Task brief:
Reproduce the listing below word for word, with no pictures.

Provided entries:
—————

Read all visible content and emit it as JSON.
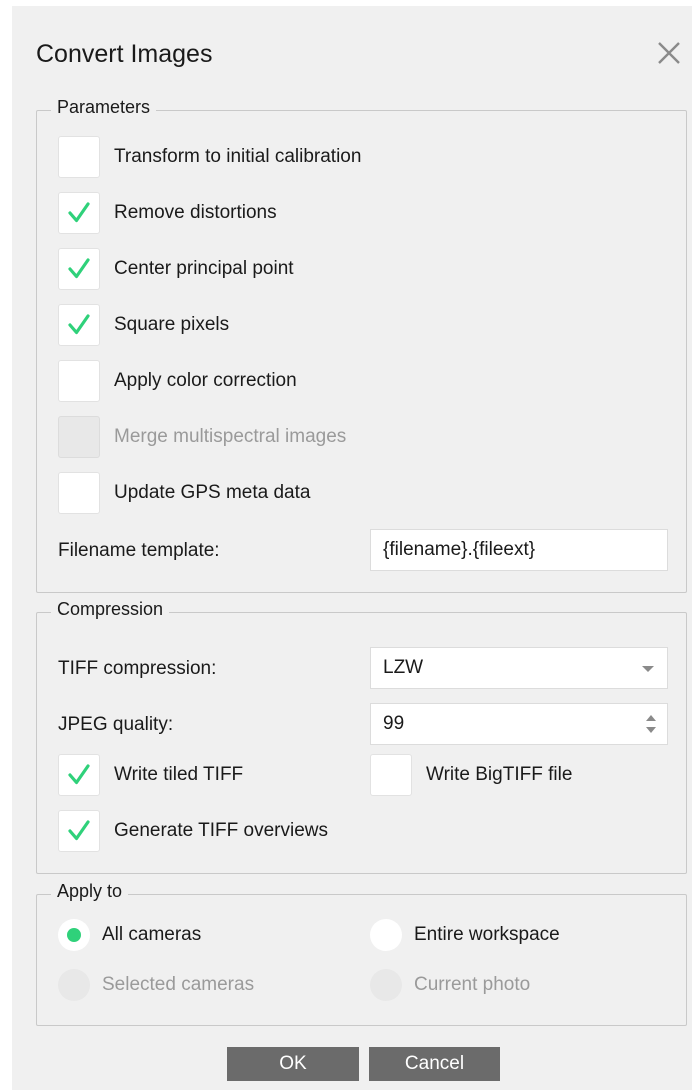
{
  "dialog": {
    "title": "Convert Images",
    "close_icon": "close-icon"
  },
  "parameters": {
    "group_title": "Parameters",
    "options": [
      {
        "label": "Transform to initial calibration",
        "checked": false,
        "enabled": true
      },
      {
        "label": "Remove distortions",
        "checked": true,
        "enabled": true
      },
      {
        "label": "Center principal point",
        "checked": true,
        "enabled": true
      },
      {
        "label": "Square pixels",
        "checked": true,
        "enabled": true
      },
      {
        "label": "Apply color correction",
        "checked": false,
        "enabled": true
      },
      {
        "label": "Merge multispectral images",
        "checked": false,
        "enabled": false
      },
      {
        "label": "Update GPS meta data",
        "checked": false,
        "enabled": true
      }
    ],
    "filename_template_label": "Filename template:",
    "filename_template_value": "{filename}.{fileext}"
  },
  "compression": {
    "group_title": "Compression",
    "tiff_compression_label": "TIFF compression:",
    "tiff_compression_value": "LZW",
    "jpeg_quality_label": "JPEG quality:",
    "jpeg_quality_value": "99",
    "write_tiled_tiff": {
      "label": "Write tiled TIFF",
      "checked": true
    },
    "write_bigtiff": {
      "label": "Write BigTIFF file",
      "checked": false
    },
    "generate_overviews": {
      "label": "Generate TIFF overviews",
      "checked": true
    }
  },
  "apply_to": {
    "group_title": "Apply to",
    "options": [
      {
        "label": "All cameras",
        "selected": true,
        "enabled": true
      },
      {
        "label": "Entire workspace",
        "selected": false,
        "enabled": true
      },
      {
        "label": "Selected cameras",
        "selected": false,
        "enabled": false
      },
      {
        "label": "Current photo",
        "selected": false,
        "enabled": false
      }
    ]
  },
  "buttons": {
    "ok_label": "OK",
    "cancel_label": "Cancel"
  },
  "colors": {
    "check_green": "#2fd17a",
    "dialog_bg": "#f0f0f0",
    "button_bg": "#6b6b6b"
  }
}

—————

Answer for this exercise:
Read all visible content and emit it as JSON.
{
  "dialog": {
    "title": "Convert Images",
    "close_icon": "close-icon"
  },
  "parameters": {
    "group_title": "Parameters",
    "options": [
      {
        "label": "Transform to initial calibration",
        "checked": false,
        "enabled": true
      },
      {
        "label": "Remove distortions",
        "checked": true,
        "enabled": true
      },
      {
        "label": "Center principal point",
        "checked": true,
        "enabled": true
      },
      {
        "label": "Square pixels",
        "checked": true,
        "enabled": true
      },
      {
        "label": "Apply color correction",
        "checked": false,
        "enabled": true
      },
      {
        "label": "Merge multispectral images",
        "checked": false,
        "enabled": false
      },
      {
        "label": "Update GPS meta data",
        "checked": false,
        "enabled": true
      }
    ],
    "filename_template_label": "Filename template:",
    "filename_template_value": "{filename}.{fileext}"
  },
  "compression": {
    "group_title": "Compression",
    "tiff_compression_label": "TIFF compression:",
    "tiff_compression_value": "LZW",
    "jpeg_quality_label": "JPEG quality:",
    "jpeg_quality_value": "99",
    "write_tiled_tiff": {
      "label": "Write tiled TIFF",
      "checked": true
    },
    "write_bigtiff": {
      "label": "Write BigTIFF file",
      "checked": false
    },
    "generate_overviews": {
      "label": "Generate TIFF overviews",
      "checked": true
    }
  },
  "apply_to": {
    "group_title": "Apply to",
    "options": [
      {
        "label": "All cameras",
        "selected": true,
        "enabled": true
      },
      {
        "label": "Entire workspace",
        "selected": false,
        "enabled": true
      },
      {
        "label": "Selected cameras",
        "selected": false,
        "enabled": false
      },
      {
        "label": "Current photo",
        "selected": false,
        "enabled": false
      }
    ]
  },
  "buttons": {
    "ok_label": "OK",
    "cancel_label": "Cancel"
  },
  "colors": {
    "check_green": "#2fd17a",
    "dialog_bg": "#f0f0f0",
    "button_bg": "#6b6b6b"
  }
}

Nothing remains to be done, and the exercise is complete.